Instructions for the task
From the listing that follows, extract every line and set it down unaltered.
─── Stored rows ───
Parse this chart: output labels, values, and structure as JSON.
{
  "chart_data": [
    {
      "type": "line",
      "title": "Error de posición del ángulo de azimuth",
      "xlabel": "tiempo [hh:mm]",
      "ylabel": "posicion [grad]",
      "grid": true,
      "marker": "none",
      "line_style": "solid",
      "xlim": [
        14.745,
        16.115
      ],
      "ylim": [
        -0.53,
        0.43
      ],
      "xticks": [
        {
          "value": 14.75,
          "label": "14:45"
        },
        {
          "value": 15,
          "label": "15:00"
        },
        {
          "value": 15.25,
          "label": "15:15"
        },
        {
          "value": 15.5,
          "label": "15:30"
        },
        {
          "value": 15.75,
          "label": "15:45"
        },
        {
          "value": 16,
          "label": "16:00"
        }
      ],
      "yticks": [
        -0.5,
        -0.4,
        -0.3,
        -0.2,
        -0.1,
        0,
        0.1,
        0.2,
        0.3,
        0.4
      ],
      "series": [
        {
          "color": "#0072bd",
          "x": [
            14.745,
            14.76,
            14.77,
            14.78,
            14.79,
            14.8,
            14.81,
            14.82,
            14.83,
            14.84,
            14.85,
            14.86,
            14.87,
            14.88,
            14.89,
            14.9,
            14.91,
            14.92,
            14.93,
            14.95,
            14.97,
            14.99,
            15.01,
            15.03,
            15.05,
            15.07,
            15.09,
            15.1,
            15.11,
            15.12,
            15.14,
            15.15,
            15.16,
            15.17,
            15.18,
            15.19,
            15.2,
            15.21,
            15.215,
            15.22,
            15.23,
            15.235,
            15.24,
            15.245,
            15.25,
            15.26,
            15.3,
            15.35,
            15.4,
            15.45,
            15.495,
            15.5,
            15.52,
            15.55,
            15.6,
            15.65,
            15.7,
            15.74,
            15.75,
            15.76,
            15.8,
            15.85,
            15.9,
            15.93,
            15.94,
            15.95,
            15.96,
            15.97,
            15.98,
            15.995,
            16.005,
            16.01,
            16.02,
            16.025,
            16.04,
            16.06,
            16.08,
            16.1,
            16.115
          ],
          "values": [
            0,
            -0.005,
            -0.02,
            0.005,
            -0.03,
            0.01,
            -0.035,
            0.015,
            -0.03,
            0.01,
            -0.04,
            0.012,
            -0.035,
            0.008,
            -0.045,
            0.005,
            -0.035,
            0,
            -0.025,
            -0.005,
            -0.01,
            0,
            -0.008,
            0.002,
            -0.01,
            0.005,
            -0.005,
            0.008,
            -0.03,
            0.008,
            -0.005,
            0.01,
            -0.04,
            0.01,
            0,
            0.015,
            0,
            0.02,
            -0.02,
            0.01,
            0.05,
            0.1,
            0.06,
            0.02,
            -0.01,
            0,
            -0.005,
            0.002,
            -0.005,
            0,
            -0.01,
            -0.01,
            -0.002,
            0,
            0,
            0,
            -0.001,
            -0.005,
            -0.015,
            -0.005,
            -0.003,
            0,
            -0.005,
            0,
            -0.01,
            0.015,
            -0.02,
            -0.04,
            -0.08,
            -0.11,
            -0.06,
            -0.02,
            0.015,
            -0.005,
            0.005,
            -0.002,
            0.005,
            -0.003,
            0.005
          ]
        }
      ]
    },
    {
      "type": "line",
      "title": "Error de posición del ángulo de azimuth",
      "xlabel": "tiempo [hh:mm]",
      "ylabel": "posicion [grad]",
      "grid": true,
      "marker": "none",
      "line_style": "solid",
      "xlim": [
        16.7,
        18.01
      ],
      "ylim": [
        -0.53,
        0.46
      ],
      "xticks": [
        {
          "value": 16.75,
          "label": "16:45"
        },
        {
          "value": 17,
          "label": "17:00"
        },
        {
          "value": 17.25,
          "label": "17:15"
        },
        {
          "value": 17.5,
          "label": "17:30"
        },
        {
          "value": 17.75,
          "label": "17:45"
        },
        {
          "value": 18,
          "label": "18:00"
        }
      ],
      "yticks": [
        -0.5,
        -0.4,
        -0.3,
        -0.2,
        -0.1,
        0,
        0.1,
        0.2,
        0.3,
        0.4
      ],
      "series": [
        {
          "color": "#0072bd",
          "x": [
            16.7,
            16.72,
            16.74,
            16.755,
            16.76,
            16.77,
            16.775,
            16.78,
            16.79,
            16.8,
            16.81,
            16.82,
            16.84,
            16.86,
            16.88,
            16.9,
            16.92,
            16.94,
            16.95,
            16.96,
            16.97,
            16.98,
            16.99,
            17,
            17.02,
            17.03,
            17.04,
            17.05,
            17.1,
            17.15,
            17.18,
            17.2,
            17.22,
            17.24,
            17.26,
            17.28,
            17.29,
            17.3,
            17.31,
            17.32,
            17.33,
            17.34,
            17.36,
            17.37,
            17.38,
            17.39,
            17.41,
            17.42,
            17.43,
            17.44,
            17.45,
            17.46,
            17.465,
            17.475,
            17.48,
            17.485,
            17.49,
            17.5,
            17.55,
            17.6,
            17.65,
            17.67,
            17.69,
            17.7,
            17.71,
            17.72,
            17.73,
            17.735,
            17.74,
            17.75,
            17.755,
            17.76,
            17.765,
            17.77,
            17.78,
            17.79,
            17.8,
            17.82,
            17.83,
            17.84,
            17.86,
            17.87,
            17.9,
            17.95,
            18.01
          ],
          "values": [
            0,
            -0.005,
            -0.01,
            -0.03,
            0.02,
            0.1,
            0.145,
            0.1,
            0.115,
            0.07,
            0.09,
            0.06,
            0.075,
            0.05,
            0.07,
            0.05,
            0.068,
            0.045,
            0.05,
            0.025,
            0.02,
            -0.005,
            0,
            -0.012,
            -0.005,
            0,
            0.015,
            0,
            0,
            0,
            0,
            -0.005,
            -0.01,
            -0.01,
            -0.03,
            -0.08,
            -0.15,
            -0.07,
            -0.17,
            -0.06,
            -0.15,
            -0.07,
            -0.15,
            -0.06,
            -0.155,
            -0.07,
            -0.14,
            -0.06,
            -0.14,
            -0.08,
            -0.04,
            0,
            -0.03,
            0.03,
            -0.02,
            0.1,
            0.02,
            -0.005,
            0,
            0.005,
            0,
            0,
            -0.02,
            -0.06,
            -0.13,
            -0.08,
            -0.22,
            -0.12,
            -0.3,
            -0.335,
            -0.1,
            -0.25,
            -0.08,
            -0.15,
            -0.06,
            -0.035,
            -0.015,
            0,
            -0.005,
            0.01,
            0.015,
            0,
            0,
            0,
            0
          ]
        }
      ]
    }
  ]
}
───
Task solution
Parse this chart: output labels, values, and structure as JSON.
{
  "chart_data": [
    {
      "type": "line",
      "title": "Error de posición del ángulo de azimuth",
      "xlabel": "tiempo [hh:mm]",
      "ylabel": "posicion [grad]",
      "grid": true,
      "marker": "none",
      "line_style": "solid",
      "xlim": [
        14.745,
        16.115
      ],
      "ylim": [
        -0.53,
        0.43
      ],
      "xticks": [
        {
          "value": 14.75,
          "label": "14:45"
        },
        {
          "value": 15,
          "label": "15:00"
        },
        {
          "value": 15.25,
          "label": "15:15"
        },
        {
          "value": 15.5,
          "label": "15:30"
        },
        {
          "value": 15.75,
          "label": "15:45"
        },
        {
          "value": 16,
          "label": "16:00"
        }
      ],
      "yticks": [
        -0.5,
        -0.4,
        -0.3,
        -0.2,
        -0.1,
        0,
        0.1,
        0.2,
        0.3,
        0.4
      ],
      "series": [
        {
          "color": "#0072bd",
          "x": [
            14.745,
            14.76,
            14.77,
            14.78,
            14.79,
            14.8,
            14.81,
            14.82,
            14.83,
            14.84,
            14.85,
            14.86,
            14.87,
            14.88,
            14.89,
            14.9,
            14.91,
            14.92,
            14.93,
            14.95,
            14.97,
            14.99,
            15.01,
            15.03,
            15.05,
            15.07,
            15.09,
            15.1,
            15.11,
            15.12,
            15.14,
            15.15,
            15.16,
            15.17,
            15.18,
            15.19,
            15.2,
            15.21,
            15.215,
            15.22,
            15.23,
            15.235,
            15.24,
            15.245,
            15.25,
            15.26,
            15.3,
            15.35,
            15.4,
            15.45,
            15.495,
            15.5,
            15.52,
            15.55,
            15.6,
            15.65,
            15.7,
            15.74,
            15.75,
            15.76,
            15.8,
            15.85,
            15.9,
            15.93,
            15.94,
            15.95,
            15.96,
            15.97,
            15.98,
            15.995,
            16.005,
            16.01,
            16.02,
            16.025,
            16.04,
            16.06,
            16.08,
            16.1,
            16.115
          ],
          "values": [
            0,
            -0.005,
            -0.02,
            0.005,
            -0.03,
            0.01,
            -0.035,
            0.015,
            -0.03,
            0.01,
            -0.04,
            0.012,
            -0.035,
            0.008,
            -0.045,
            0.005,
            -0.035,
            0,
            -0.025,
            -0.005,
            -0.01,
            0,
            -0.008,
            0.002,
            -0.01,
            0.005,
            -0.005,
            0.008,
            -0.03,
            0.008,
            -0.005,
            0.01,
            -0.04,
            0.01,
            0,
            0.015,
            0,
            0.02,
            -0.02,
            0.01,
            0.05,
            0.1,
            0.06,
            0.02,
            -0.01,
            0,
            -0.005,
            0.002,
            -0.005,
            0,
            -0.01,
            -0.01,
            -0.002,
            0,
            0,
            0,
            -0.001,
            -0.005,
            -0.015,
            -0.005,
            -0.003,
            0,
            -0.005,
            0,
            -0.01,
            0.015,
            -0.02,
            -0.04,
            -0.08,
            -0.11,
            -0.06,
            -0.02,
            0.015,
            -0.005,
            0.005,
            -0.002,
            0.005,
            -0.003,
            0.005
          ]
        }
      ]
    },
    {
      "type": "line",
      "title": "Error de posición del ángulo de azimuth",
      "xlabel": "tiempo [hh:mm]",
      "ylabel": "posicion [grad]",
      "grid": true,
      "marker": "none",
      "line_style": "solid",
      "xlim": [
        16.7,
        18.01
      ],
      "ylim": [
        -0.53,
        0.46
      ],
      "xticks": [
        {
          "value": 16.75,
          "label": "16:45"
        },
        {
          "value": 17,
          "label": "17:00"
        },
        {
          "value": 17.25,
          "label": "17:15"
        },
        {
          "value": 17.5,
          "label": "17:30"
        },
        {
          "value": 17.75,
          "label": "17:45"
        },
        {
          "value": 18,
          "label": "18:00"
        }
      ],
      "yticks": [
        -0.5,
        -0.4,
        -0.3,
        -0.2,
        -0.1,
        0,
        0.1,
        0.2,
        0.3,
        0.4
      ],
      "series": [
        {
          "color": "#0072bd",
          "x": [
            16.7,
            16.72,
            16.74,
            16.755,
            16.76,
            16.77,
            16.775,
            16.78,
            16.79,
            16.8,
            16.81,
            16.82,
            16.84,
            16.86,
            16.88,
            16.9,
            16.92,
            16.94,
            16.95,
            16.96,
            16.97,
            16.98,
            16.99,
            17,
            17.02,
            17.03,
            17.04,
            17.05,
            17.1,
            17.15,
            17.18,
            17.2,
            17.22,
            17.24,
            17.26,
            17.28,
            17.29,
            17.3,
            17.31,
            17.32,
            17.33,
            17.34,
            17.36,
            17.37,
            17.38,
            17.39,
            17.41,
            17.42,
            17.43,
            17.44,
            17.45,
            17.46,
            17.465,
            17.475,
            17.48,
            17.485,
            17.49,
            17.5,
            17.55,
            17.6,
            17.65,
            17.67,
            17.69,
            17.7,
            17.71,
            17.72,
            17.73,
            17.735,
            17.74,
            17.75,
            17.755,
            17.76,
            17.765,
            17.77,
            17.78,
            17.79,
            17.8,
            17.82,
            17.83,
            17.84,
            17.86,
            17.87,
            17.9,
            17.95,
            18.01
          ],
          "values": [
            0,
            -0.005,
            -0.01,
            -0.03,
            0.02,
            0.1,
            0.145,
            0.1,
            0.115,
            0.07,
            0.09,
            0.06,
            0.075,
            0.05,
            0.07,
            0.05,
            0.068,
            0.045,
            0.05,
            0.025,
            0.02,
            -0.005,
            0,
            -0.012,
            -0.005,
            0,
            0.015,
            0,
            0,
            0,
            0,
            -0.005,
            -0.01,
            -0.01,
            -0.03,
            -0.08,
            -0.15,
            -0.07,
            -0.17,
            -0.06,
            -0.15,
            -0.07,
            -0.15,
            -0.06,
            -0.155,
            -0.07,
            -0.14,
            -0.06,
            -0.14,
            -0.08,
            -0.04,
            0,
            -0.03,
            0.03,
            -0.02,
            0.1,
            0.02,
            -0.005,
            0,
            0.005,
            0,
            0,
            -0.02,
            -0.06,
            -0.13,
            -0.08,
            -0.22,
            -0.12,
            -0.3,
            -0.335,
            -0.1,
            -0.25,
            -0.08,
            -0.15,
            -0.06,
            -0.035,
            -0.015,
            0,
            -0.005,
            0.01,
            0.015,
            0,
            0,
            0,
            0
          ]
        }
      ]
    }
  ]
}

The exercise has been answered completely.